__What to do__.
Reproduce the records below word for word.

Figure dataset records
· · · · · · ·
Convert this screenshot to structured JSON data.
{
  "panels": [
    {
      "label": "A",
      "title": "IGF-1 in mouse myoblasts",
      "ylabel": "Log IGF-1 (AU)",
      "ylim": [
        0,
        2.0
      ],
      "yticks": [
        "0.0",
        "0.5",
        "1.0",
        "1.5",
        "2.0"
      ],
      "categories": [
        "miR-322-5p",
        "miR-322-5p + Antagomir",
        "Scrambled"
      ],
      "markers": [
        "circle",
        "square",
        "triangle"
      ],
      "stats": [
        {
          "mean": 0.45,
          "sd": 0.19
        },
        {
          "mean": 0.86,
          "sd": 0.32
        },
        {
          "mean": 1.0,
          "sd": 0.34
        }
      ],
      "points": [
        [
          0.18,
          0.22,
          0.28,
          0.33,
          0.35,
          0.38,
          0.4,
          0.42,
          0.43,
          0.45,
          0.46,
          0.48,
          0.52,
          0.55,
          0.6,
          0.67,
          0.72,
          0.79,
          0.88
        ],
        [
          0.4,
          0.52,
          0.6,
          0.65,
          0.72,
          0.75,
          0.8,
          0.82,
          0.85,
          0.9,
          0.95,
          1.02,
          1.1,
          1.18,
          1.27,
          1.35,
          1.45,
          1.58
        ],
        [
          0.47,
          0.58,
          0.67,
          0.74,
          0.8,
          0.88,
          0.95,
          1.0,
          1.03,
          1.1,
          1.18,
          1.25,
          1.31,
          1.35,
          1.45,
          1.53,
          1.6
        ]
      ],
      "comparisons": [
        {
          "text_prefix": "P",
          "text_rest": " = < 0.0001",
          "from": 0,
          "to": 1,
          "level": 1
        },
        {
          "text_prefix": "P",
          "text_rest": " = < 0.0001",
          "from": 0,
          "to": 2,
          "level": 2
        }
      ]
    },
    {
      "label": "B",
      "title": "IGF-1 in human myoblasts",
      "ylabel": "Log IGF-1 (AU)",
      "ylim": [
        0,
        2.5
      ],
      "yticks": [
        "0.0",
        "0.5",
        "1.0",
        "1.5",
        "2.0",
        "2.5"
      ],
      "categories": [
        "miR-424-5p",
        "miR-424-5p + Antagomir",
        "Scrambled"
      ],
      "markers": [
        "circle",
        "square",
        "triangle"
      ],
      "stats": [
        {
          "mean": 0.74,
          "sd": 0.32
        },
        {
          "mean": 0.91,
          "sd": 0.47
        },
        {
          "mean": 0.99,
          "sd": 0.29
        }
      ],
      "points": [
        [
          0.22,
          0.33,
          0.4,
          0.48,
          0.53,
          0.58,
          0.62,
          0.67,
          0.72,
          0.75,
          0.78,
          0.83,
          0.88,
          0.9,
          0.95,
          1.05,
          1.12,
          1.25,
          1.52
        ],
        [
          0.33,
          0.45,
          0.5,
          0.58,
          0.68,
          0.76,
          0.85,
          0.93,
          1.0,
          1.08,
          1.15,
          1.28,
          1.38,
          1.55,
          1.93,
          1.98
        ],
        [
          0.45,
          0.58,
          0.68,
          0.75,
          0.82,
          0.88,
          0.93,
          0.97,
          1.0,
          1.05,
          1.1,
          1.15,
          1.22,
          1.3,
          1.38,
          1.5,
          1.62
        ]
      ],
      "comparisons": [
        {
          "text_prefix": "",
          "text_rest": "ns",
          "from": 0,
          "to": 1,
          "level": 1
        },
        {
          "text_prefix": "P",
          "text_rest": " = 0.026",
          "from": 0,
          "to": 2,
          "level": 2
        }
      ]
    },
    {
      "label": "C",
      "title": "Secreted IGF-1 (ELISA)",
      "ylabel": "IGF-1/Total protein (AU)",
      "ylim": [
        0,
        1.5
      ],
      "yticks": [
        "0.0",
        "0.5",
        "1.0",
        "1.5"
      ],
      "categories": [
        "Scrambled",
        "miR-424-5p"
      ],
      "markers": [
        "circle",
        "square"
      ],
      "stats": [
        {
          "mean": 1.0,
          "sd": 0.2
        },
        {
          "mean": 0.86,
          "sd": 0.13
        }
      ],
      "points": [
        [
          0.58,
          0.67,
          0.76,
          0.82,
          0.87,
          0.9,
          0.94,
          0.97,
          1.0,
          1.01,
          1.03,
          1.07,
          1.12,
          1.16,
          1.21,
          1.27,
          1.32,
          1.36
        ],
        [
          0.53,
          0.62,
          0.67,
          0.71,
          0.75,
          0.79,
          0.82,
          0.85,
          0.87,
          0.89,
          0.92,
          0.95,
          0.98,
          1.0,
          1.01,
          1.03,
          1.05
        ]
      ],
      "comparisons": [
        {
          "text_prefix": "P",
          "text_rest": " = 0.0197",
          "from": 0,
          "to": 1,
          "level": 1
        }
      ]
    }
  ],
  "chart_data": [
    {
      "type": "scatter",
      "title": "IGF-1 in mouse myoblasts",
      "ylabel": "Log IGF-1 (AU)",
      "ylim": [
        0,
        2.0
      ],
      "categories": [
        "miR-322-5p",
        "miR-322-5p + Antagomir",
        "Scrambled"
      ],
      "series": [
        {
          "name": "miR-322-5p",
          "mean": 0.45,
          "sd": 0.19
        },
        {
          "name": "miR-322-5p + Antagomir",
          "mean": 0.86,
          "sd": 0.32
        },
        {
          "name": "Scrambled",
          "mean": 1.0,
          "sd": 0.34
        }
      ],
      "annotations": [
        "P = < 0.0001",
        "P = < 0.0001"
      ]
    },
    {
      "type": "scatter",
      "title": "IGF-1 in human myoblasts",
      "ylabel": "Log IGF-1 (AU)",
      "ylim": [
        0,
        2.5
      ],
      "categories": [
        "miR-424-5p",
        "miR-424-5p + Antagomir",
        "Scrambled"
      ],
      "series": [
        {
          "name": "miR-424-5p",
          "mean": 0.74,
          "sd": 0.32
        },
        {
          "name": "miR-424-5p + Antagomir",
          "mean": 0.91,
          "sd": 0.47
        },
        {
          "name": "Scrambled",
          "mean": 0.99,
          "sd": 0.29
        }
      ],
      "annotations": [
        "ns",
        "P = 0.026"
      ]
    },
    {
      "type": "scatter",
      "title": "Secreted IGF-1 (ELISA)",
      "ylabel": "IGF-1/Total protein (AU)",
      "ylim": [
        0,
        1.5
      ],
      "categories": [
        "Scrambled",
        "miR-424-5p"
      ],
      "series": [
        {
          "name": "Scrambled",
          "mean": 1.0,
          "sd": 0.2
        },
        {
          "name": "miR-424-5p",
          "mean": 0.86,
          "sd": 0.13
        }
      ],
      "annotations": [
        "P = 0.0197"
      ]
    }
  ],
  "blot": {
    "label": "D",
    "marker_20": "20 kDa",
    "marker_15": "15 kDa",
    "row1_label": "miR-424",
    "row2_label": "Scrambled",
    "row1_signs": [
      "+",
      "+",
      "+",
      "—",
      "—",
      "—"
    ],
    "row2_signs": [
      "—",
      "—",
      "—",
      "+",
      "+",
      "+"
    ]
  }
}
· · · · · · ·
__Answer__.
Convert this screenshot to structured JSON data.
{
  "panels": [
    {
      "label": "A",
      "title": "IGF-1 in mouse myoblasts",
      "ylabel": "Log IGF-1 (AU)",
      "ylim": [
        0,
        2.0
      ],
      "yticks": [
        "0.0",
        "0.5",
        "1.0",
        "1.5",
        "2.0"
      ],
      "categories": [
        "miR-322-5p",
        "miR-322-5p + Antagomir",
        "Scrambled"
      ],
      "markers": [
        "circle",
        "square",
        "triangle"
      ],
      "stats": [
        {
          "mean": 0.45,
          "sd": 0.19
        },
        {
          "mean": 0.86,
          "sd": 0.32
        },
        {
          "mean": 1.0,
          "sd": 0.34
        }
      ],
      "points": [
        [
          0.18,
          0.22,
          0.28,
          0.33,
          0.35,
          0.38,
          0.4,
          0.42,
          0.43,
          0.45,
          0.46,
          0.48,
          0.52,
          0.55,
          0.6,
          0.67,
          0.72,
          0.79,
          0.88
        ],
        [
          0.4,
          0.52,
          0.6,
          0.65,
          0.72,
          0.75,
          0.8,
          0.82,
          0.85,
          0.9,
          0.95,
          1.02,
          1.1,
          1.18,
          1.27,
          1.35,
          1.45,
          1.58
        ],
        [
          0.47,
          0.58,
          0.67,
          0.74,
          0.8,
          0.88,
          0.95,
          1.0,
          1.03,
          1.1,
          1.18,
          1.25,
          1.31,
          1.35,
          1.45,
          1.53,
          1.6
        ]
      ],
      "comparisons": [
        {
          "text_prefix": "P",
          "text_rest": " = < 0.0001",
          "from": 0,
          "to": 1,
          "level": 1
        },
        {
          "text_prefix": "P",
          "text_rest": " = < 0.0001",
          "from": 0,
          "to": 2,
          "level": 2
        }
      ]
    },
    {
      "label": "B",
      "title": "IGF-1 in human myoblasts",
      "ylabel": "Log IGF-1 (AU)",
      "ylim": [
        0,
        2.5
      ],
      "yticks": [
        "0.0",
        "0.5",
        "1.0",
        "1.5",
        "2.0",
        "2.5"
      ],
      "categories": [
        "miR-424-5p",
        "miR-424-5p + Antagomir",
        "Scrambled"
      ],
      "markers": [
        "circle",
        "square",
        "triangle"
      ],
      "stats": [
        {
          "mean": 0.74,
          "sd": 0.32
        },
        {
          "mean": 0.91,
          "sd": 0.47
        },
        {
          "mean": 0.99,
          "sd": 0.29
        }
      ],
      "points": [
        [
          0.22,
          0.33,
          0.4,
          0.48,
          0.53,
          0.58,
          0.62,
          0.67,
          0.72,
          0.75,
          0.78,
          0.83,
          0.88,
          0.9,
          0.95,
          1.05,
          1.12,
          1.25,
          1.52
        ],
        [
          0.33,
          0.45,
          0.5,
          0.58,
          0.68,
          0.76,
          0.85,
          0.93,
          1.0,
          1.08,
          1.15,
          1.28,
          1.38,
          1.55,
          1.93,
          1.98
        ],
        [
          0.45,
          0.58,
          0.68,
          0.75,
          0.82,
          0.88,
          0.93,
          0.97,
          1.0,
          1.05,
          1.1,
          1.15,
          1.22,
          1.3,
          1.38,
          1.5,
          1.62
        ]
      ],
      "comparisons": [
        {
          "text_prefix": "",
          "text_rest": "ns",
          "from": 0,
          "to": 1,
          "level": 1
        },
        {
          "text_prefix": "P",
          "text_rest": " = 0.026",
          "from": 0,
          "to": 2,
          "level": 2
        }
      ]
    },
    {
      "label": "C",
      "title": "Secreted IGF-1 (ELISA)",
      "ylabel": "IGF-1/Total protein (AU)",
      "ylim": [
        0,
        1.5
      ],
      "yticks": [
        "0.0",
        "0.5",
        "1.0",
        "1.5"
      ],
      "categories": [
        "Scrambled",
        "miR-424-5p"
      ],
      "markers": [
        "circle",
        "square"
      ],
      "stats": [
        {
          "mean": 1.0,
          "sd": 0.2
        },
        {
          "mean": 0.86,
          "sd": 0.13
        }
      ],
      "points": [
        [
          0.58,
          0.67,
          0.76,
          0.82,
          0.87,
          0.9,
          0.94,
          0.97,
          1.0,
          1.01,
          1.03,
          1.07,
          1.12,
          1.16,
          1.21,
          1.27,
          1.32,
          1.36
        ],
        [
          0.53,
          0.62,
          0.67,
          0.71,
          0.75,
          0.79,
          0.82,
          0.85,
          0.87,
          0.89,
          0.92,
          0.95,
          0.98,
          1.0,
          1.01,
          1.03,
          1.05
        ]
      ],
      "comparisons": [
        {
          "text_prefix": "P",
          "text_rest": " = 0.0197",
          "from": 0,
          "to": 1,
          "level": 1
        }
      ]
    }
  ],
  "chart_data": [
    {
      "type": "scatter",
      "title": "IGF-1 in mouse myoblasts",
      "ylabel": "Log IGF-1 (AU)",
      "ylim": [
        0,
        2.0
      ],
      "categories": [
        "miR-322-5p",
        "miR-322-5p + Antagomir",
        "Scrambled"
      ],
      "series": [
        {
          "name": "miR-322-5p",
          "mean": 0.45,
          "sd": 0.19
        },
        {
          "name": "miR-322-5p + Antagomir",
          "mean": 0.86,
          "sd": 0.32
        },
        {
          "name": "Scrambled",
          "mean": 1.0,
          "sd": 0.34
        }
      ],
      "annotations": [
        "P = < 0.0001",
        "P = < 0.0001"
      ]
    },
    {
      "type": "scatter",
      "title": "IGF-1 in human myoblasts",
      "ylabel": "Log IGF-1 (AU)",
      "ylim": [
        0,
        2.5
      ],
      "categories": [
        "miR-424-5p",
        "miR-424-5p + Antagomir",
        "Scrambled"
      ],
      "series": [
        {
          "name": "miR-424-5p",
          "mean": 0.74,
          "sd": 0.32
        },
        {
          "name": "miR-424-5p + Antagomir",
          "mean": 0.91,
          "sd": 0.47
        },
        {
          "name": "Scrambled",
          "mean": 0.99,
          "sd": 0.29
        }
      ],
      "annotations": [
        "ns",
        "P = 0.026"
      ]
    },
    {
      "type": "scatter",
      "title": "Secreted IGF-1 (ELISA)",
      "ylabel": "IGF-1/Total protein (AU)",
      "ylim": [
        0,
        1.5
      ],
      "categories": [
        "Scrambled",
        "miR-424-5p"
      ],
      "series": [
        {
          "name": "Scrambled",
          "mean": 1.0,
          "sd": 0.2
        },
        {
          "name": "miR-424-5p",
          "mean": 0.86,
          "sd": 0.13
        }
      ],
      "annotations": [
        "P = 0.0197"
      ]
    }
  ],
  "blot": {
    "label": "D",
    "marker_20": "20 kDa",
    "marker_15": "15 kDa",
    "row1_label": "miR-424",
    "row2_label": "Scrambled",
    "row1_signs": [
      "+",
      "+",
      "+",
      "—",
      "—",
      "—"
    ],
    "row2_signs": [
      "—",
      "—",
      "—",
      "+",
      "+",
      "+"
    ]
  }
}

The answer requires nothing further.